Go through the data below. Pull out every line that has the word "color".

:: Entries supplied

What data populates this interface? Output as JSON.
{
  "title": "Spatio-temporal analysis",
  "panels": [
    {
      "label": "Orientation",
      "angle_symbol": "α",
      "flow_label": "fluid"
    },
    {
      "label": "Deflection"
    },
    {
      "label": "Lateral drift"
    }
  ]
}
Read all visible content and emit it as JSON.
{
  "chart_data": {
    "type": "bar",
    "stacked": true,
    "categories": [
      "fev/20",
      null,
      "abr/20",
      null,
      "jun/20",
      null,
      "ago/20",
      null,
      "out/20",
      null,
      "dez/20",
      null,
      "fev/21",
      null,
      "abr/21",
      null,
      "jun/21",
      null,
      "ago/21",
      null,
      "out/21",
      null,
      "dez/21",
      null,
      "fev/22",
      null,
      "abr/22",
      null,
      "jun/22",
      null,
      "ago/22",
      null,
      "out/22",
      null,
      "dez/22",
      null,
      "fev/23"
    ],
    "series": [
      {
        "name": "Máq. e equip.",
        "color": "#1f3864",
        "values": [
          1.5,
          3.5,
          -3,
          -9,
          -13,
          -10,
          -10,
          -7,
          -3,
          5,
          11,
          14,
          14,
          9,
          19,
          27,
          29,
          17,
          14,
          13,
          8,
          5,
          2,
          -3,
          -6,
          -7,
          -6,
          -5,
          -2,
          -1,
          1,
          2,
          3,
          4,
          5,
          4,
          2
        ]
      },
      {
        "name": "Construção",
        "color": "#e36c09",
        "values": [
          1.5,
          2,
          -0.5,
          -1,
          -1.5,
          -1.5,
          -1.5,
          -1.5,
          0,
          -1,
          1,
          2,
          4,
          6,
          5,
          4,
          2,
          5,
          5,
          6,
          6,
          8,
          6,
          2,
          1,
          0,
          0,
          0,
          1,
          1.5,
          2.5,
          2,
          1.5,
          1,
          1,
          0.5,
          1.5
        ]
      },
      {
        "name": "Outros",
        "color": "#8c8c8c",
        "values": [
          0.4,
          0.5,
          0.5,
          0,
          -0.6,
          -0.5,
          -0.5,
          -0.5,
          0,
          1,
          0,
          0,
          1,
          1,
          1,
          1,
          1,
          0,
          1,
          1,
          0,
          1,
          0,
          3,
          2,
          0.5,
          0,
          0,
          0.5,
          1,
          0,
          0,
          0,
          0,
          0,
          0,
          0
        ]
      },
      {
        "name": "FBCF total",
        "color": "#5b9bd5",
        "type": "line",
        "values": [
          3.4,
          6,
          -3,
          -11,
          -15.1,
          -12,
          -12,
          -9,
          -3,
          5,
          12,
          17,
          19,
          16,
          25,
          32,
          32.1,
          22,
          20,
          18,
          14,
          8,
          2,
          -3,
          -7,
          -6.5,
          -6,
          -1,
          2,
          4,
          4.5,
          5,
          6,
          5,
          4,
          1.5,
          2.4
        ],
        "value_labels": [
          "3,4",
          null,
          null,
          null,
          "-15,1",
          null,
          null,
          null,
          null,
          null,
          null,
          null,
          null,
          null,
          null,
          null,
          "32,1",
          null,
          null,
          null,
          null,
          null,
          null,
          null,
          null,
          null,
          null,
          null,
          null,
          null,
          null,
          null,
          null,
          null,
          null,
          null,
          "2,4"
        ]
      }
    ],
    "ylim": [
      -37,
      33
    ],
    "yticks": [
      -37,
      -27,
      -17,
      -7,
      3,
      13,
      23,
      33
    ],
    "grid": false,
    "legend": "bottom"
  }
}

::::

• _Output_
        "color": "#1f3864",
        "color": "#e36c09",
        "color": "#8c8c8c",
        "color": "#5b9bd5",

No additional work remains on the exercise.